━━━ Provided records ━━━

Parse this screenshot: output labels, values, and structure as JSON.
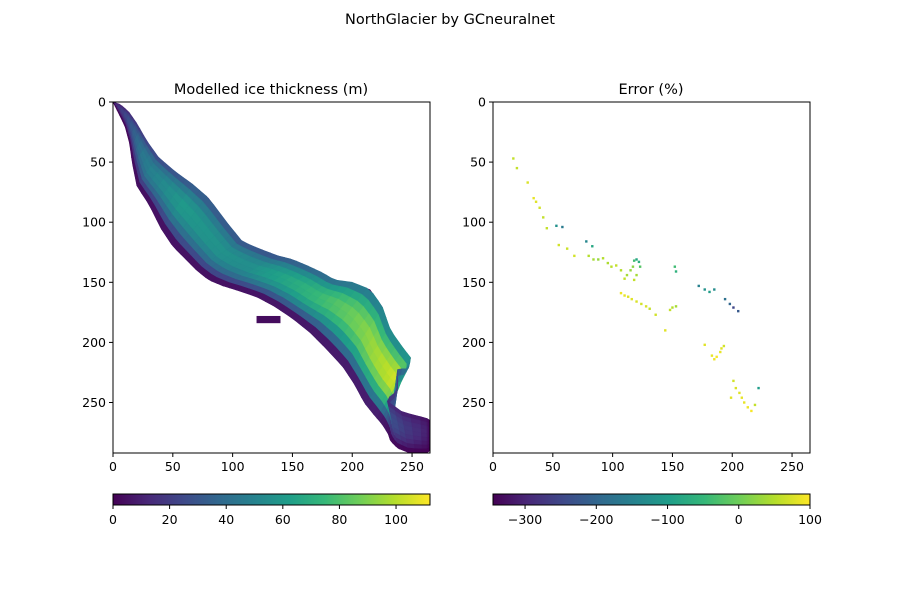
{
  "figure": {
    "suptitle": "NorthGlacier by GCneuralnet"
  },
  "chart_data": [
    {
      "type": "heatmap",
      "title": "Modelled ice thickness (m)",
      "xlabel": "",
      "ylabel": "",
      "xlim": [
        0,
        265
      ],
      "ylim": [
        292,
        0
      ],
      "xticks": [
        "0",
        "50",
        "100",
        "150",
        "200",
        "250"
      ],
      "yticks": [
        "0",
        "50",
        "100",
        "150",
        "200",
        "250"
      ],
      "colormap": "viridis",
      "colorbar": {
        "range": [
          0,
          112
        ],
        "ticks": [
          "0",
          "20",
          "40",
          "60",
          "80",
          "100"
        ],
        "orientation": "horizontal",
        "location": "bottom"
      },
      "glacier_outline": {
        "upper_edge": [
          [
            0,
            0
          ],
          [
            6,
            2
          ],
          [
            13,
            8
          ],
          [
            20,
            18
          ],
          [
            28,
            32
          ],
          [
            38,
            46
          ],
          [
            52,
            58
          ],
          [
            66,
            68
          ],
          [
            80,
            80
          ],
          [
            95,
            100
          ],
          [
            108,
            116
          ],
          [
            122,
            122
          ],
          [
            138,
            128
          ],
          [
            150,
            131
          ],
          [
            162,
            136
          ],
          [
            175,
            142
          ],
          [
            185,
            148
          ],
          [
            200,
            150
          ],
          [
            215,
            156
          ],
          [
            225,
            170
          ],
          [
            232,
            190
          ],
          [
            242,
            204
          ],
          [
            249,
            213
          ],
          [
            247,
            222
          ],
          [
            238,
            222
          ],
          [
            238,
            240
          ],
          [
            228,
            248
          ],
          [
            242,
            258
          ],
          [
            262,
            263
          ],
          [
            265,
            265
          ]
        ],
        "lower_edge": [
          [
            0,
            0
          ],
          [
            4,
            8
          ],
          [
            10,
            20
          ],
          [
            14,
            35
          ],
          [
            16,
            50
          ],
          [
            20,
            70
          ],
          [
            30,
            85
          ],
          [
            40,
            105
          ],
          [
            50,
            120
          ],
          [
            60,
            130
          ],
          [
            70,
            140
          ],
          [
            80,
            148
          ],
          [
            92,
            153
          ],
          [
            105,
            157
          ],
          [
            120,
            162
          ],
          [
            135,
            170
          ],
          [
            150,
            180
          ],
          [
            165,
            192
          ],
          [
            178,
            205
          ],
          [
            192,
            220
          ],
          [
            202,
            235
          ],
          [
            210,
            250
          ],
          [
            218,
            260
          ],
          [
            225,
            268
          ],
          [
            230,
            276
          ],
          [
            232,
            282
          ],
          [
            238,
            288
          ],
          [
            248,
            292
          ],
          [
            262,
            292
          ],
          [
            265,
            290
          ]
        ],
        "inlet": {
          "x_range": [
            120,
            140
          ],
          "y_range": [
            178,
            184
          ]
        }
      },
      "thickness_profile": [
        {
          "along": 0.0,
          "max": 10
        },
        {
          "along": 0.15,
          "max": 45
        },
        {
          "along": 0.25,
          "max": 60
        },
        {
          "along": 0.4,
          "max": 55
        },
        {
          "along": 0.55,
          "max": 75
        },
        {
          "along": 0.68,
          "max": 95
        },
        {
          "along": 0.76,
          "max": 105
        },
        {
          "along": 0.85,
          "max": 40
        },
        {
          "along": 1.0,
          "max": 2
        }
      ]
    },
    {
      "type": "heatmap",
      "title": "Error (%)",
      "xlabel": "",
      "ylabel": "",
      "xlim": [
        0,
        265
      ],
      "ylim": [
        292,
        0
      ],
      "xticks": [
        "0",
        "50",
        "100",
        "150",
        "200",
        "250"
      ],
      "yticks": [
        "0",
        "50",
        "100",
        "150",
        "200",
        "250"
      ],
      "colormap": "viridis",
      "colorbar": {
        "range": [
          -345,
          100
        ],
        "ticks": [
          "−300",
          "−200",
          "−100",
          "0",
          "100"
        ],
        "orientation": "horizontal",
        "location": "bottom"
      },
      "points": [
        [
          17,
          47,
          60
        ],
        [
          20,
          55,
          60
        ],
        [
          29,
          67,
          75
        ],
        [
          34,
          80,
          85
        ],
        [
          36,
          83,
          80
        ],
        [
          39,
          88,
          70
        ],
        [
          42,
          96,
          60
        ],
        [
          45,
          105,
          60
        ],
        [
          53,
          103,
          -120
        ],
        [
          58,
          104,
          -160
        ],
        [
          55,
          119,
          70
        ],
        [
          62,
          122,
          65
        ],
        [
          68,
          128,
          70
        ],
        [
          78,
          116,
          -140
        ],
        [
          83,
          120,
          -80
        ],
        [
          80,
          128,
          50
        ],
        [
          84,
          131,
          40
        ],
        [
          88,
          131,
          30
        ],
        [
          92,
          130,
          50
        ],
        [
          96,
          134,
          45
        ],
        [
          99,
          137,
          55
        ],
        [
          103,
          136,
          60
        ],
        [
          107,
          140,
          50
        ],
        [
          110,
          147,
          60
        ],
        [
          112,
          144,
          40
        ],
        [
          115,
          140,
          30
        ],
        [
          117,
          137,
          20
        ],
        [
          118,
          132,
          -40
        ],
        [
          120,
          131,
          -80
        ],
        [
          122,
          133,
          -70
        ],
        [
          123,
          137,
          -20
        ],
        [
          120,
          144,
          40
        ],
        [
          118,
          148,
          60
        ],
        [
          107,
          159,
          90
        ],
        [
          110,
          161,
          85
        ],
        [
          113,
          162,
          80
        ],
        [
          116,
          164,
          80
        ],
        [
          120,
          166,
          75
        ],
        [
          124,
          168,
          70
        ],
        [
          128,
          170,
          75
        ],
        [
          131,
          172,
          60
        ],
        [
          150,
          171,
          50
        ],
        [
          153,
          170,
          40
        ],
        [
          148,
          173,
          60
        ],
        [
          136,
          177,
          70
        ],
        [
          144,
          190,
          80
        ],
        [
          152,
          137,
          -40
        ],
        [
          153,
          141,
          -60
        ],
        [
          172,
          153,
          -150
        ],
        [
          177,
          156,
          -120
        ],
        [
          181,
          158,
          -100
        ],
        [
          185,
          156,
          -130
        ],
        [
          194,
          164,
          -180
        ],
        [
          198,
          168,
          -200
        ],
        [
          201,
          171,
          -250
        ],
        [
          205,
          174,
          -220
        ],
        [
          177,
          202,
          80
        ],
        [
          183,
          211,
          85
        ],
        [
          185,
          214,
          90
        ],
        [
          187,
          212,
          95
        ],
        [
          190,
          208,
          85
        ],
        [
          191,
          205,
          80
        ],
        [
          193,
          203,
          70
        ],
        [
          201,
          232,
          70
        ],
        [
          203,
          238,
          75
        ],
        [
          206,
          242,
          80
        ],
        [
          210,
          250,
          85
        ],
        [
          213,
          254,
          90
        ],
        [
          216,
          257,
          95
        ],
        [
          219,
          252,
          60
        ],
        [
          222,
          238,
          -100
        ],
        [
          208,
          246,
          85
        ],
        [
          199,
          246,
          80
        ]
      ]
    }
  ]
}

━━━

Exercise instructions:
Omit pictures; set down the rest of the material word for word.

The completed task:
Parse this screenshot: output labels, values, and structure as JSON.
{
  "figure": {
    "suptitle": "NorthGlacier by GCneuralnet"
  },
  "chart_data": [
    {
      "type": "heatmap",
      "title": "Modelled ice thickness (m)",
      "xlabel": "",
      "ylabel": "",
      "xlim": [
        0,
        265
      ],
      "ylim": [
        292,
        0
      ],
      "xticks": [
        "0",
        "50",
        "100",
        "150",
        "200",
        "250"
      ],
      "yticks": [
        "0",
        "50",
        "100",
        "150",
        "200",
        "250"
      ],
      "colormap": "viridis",
      "colorbar": {
        "range": [
          0,
          112
        ],
        "ticks": [
          "0",
          "20",
          "40",
          "60",
          "80",
          "100"
        ],
        "orientation": "horizontal",
        "location": "bottom"
      },
      "glacier_outline": {
        "upper_edge": [
          [
            0,
            0
          ],
          [
            6,
            2
          ],
          [
            13,
            8
          ],
          [
            20,
            18
          ],
          [
            28,
            32
          ],
          [
            38,
            46
          ],
          [
            52,
            58
          ],
          [
            66,
            68
          ],
          [
            80,
            80
          ],
          [
            95,
            100
          ],
          [
            108,
            116
          ],
          [
            122,
            122
          ],
          [
            138,
            128
          ],
          [
            150,
            131
          ],
          [
            162,
            136
          ],
          [
            175,
            142
          ],
          [
            185,
            148
          ],
          [
            200,
            150
          ],
          [
            215,
            156
          ],
          [
            225,
            170
          ],
          [
            232,
            190
          ],
          [
            242,
            204
          ],
          [
            249,
            213
          ],
          [
            247,
            222
          ],
          [
            238,
            222
          ],
          [
            238,
            240
          ],
          [
            228,
            248
          ],
          [
            242,
            258
          ],
          [
            262,
            263
          ],
          [
            265,
            265
          ]
        ],
        "lower_edge": [
          [
            0,
            0
          ],
          [
            4,
            8
          ],
          [
            10,
            20
          ],
          [
            14,
            35
          ],
          [
            16,
            50
          ],
          [
            20,
            70
          ],
          [
            30,
            85
          ],
          [
            40,
            105
          ],
          [
            50,
            120
          ],
          [
            60,
            130
          ],
          [
            70,
            140
          ],
          [
            80,
            148
          ],
          [
            92,
            153
          ],
          [
            105,
            157
          ],
          [
            120,
            162
          ],
          [
            135,
            170
          ],
          [
            150,
            180
          ],
          [
            165,
            192
          ],
          [
            178,
            205
          ],
          [
            192,
            220
          ],
          [
            202,
            235
          ],
          [
            210,
            250
          ],
          [
            218,
            260
          ],
          [
            225,
            268
          ],
          [
            230,
            276
          ],
          [
            232,
            282
          ],
          [
            238,
            288
          ],
          [
            248,
            292
          ],
          [
            262,
            292
          ],
          [
            265,
            290
          ]
        ],
        "inlet": {
          "x_range": [
            120,
            140
          ],
          "y_range": [
            178,
            184
          ]
        }
      },
      "thickness_profile": [
        {
          "along": 0.0,
          "max": 10
        },
        {
          "along": 0.15,
          "max": 45
        },
        {
          "along": 0.25,
          "max": 60
        },
        {
          "along": 0.4,
          "max": 55
        },
        {
          "along": 0.55,
          "max": 75
        },
        {
          "along": 0.68,
          "max": 95
        },
        {
          "along": 0.76,
          "max": 105
        },
        {
          "along": 0.85,
          "max": 40
        },
        {
          "along": 1.0,
          "max": 2
        }
      ]
    },
    {
      "type": "heatmap",
      "title": "Error (%)",
      "xlabel": "",
      "ylabel": "",
      "xlim": [
        0,
        265
      ],
      "ylim": [
        292,
        0
      ],
      "xticks": [
        "0",
        "50",
        "100",
        "150",
        "200",
        "250"
      ],
      "yticks": [
        "0",
        "50",
        "100",
        "150",
        "200",
        "250"
      ],
      "colormap": "viridis",
      "colorbar": {
        "range": [
          -345,
          100
        ],
        "ticks": [
          "−300",
          "−200",
          "−100",
          "0",
          "100"
        ],
        "orientation": "horizontal",
        "location": "bottom"
      },
      "points": [
        [
          17,
          47,
          60
        ],
        [
          20,
          55,
          60
        ],
        [
          29,
          67,
          75
        ],
        [
          34,
          80,
          85
        ],
        [
          36,
          83,
          80
        ],
        [
          39,
          88,
          70
        ],
        [
          42,
          96,
          60
        ],
        [
          45,
          105,
          60
        ],
        [
          53,
          103,
          -120
        ],
        [
          58,
          104,
          -160
        ],
        [
          55,
          119,
          70
        ],
        [
          62,
          122,
          65
        ],
        [
          68,
          128,
          70
        ],
        [
          78,
          116,
          -140
        ],
        [
          83,
          120,
          -80
        ],
        [
          80,
          128,
          50
        ],
        [
          84,
          131,
          40
        ],
        [
          88,
          131,
          30
        ],
        [
          92,
          130,
          50
        ],
        [
          96,
          134,
          45
        ],
        [
          99,
          137,
          55
        ],
        [
          103,
          136,
          60
        ],
        [
          107,
          140,
          50
        ],
        [
          110,
          147,
          60
        ],
        [
          112,
          144,
          40
        ],
        [
          115,
          140,
          30
        ],
        [
          117,
          137,
          20
        ],
        [
          118,
          132,
          -40
        ],
        [
          120,
          131,
          -80
        ],
        [
          122,
          133,
          -70
        ],
        [
          123,
          137,
          -20
        ],
        [
          120,
          144,
          40
        ],
        [
          118,
          148,
          60
        ],
        [
          107,
          159,
          90
        ],
        [
          110,
          161,
          85
        ],
        [
          113,
          162,
          80
        ],
        [
          116,
          164,
          80
        ],
        [
          120,
          166,
          75
        ],
        [
          124,
          168,
          70
        ],
        [
          128,
          170,
          75
        ],
        [
          131,
          172,
          60
        ],
        [
          150,
          171,
          50
        ],
        [
          153,
          170,
          40
        ],
        [
          148,
          173,
          60
        ],
        [
          136,
          177,
          70
        ],
        [
          144,
          190,
          80
        ],
        [
          152,
          137,
          -40
        ],
        [
          153,
          141,
          -60
        ],
        [
          172,
          153,
          -150
        ],
        [
          177,
          156,
          -120
        ],
        [
          181,
          158,
          -100
        ],
        [
          185,
          156,
          -130
        ],
        [
          194,
          164,
          -180
        ],
        [
          198,
          168,
          -200
        ],
        [
          201,
          171,
          -250
        ],
        [
          205,
          174,
          -220
        ],
        [
          177,
          202,
          80
        ],
        [
          183,
          211,
          85
        ],
        [
          185,
          214,
          90
        ],
        [
          187,
          212,
          95
        ],
        [
          190,
          208,
          85
        ],
        [
          191,
          205,
          80
        ],
        [
          193,
          203,
          70
        ],
        [
          201,
          232,
          70
        ],
        [
          203,
          238,
          75
        ],
        [
          206,
          242,
          80
        ],
        [
          210,
          250,
          85
        ],
        [
          213,
          254,
          90
        ],
        [
          216,
          257,
          95
        ],
        [
          219,
          252,
          60
        ],
        [
          222,
          238,
          -100
        ],
        [
          208,
          246,
          85
        ],
        [
          199,
          246,
          80
        ]
      ]
    }
  ]
}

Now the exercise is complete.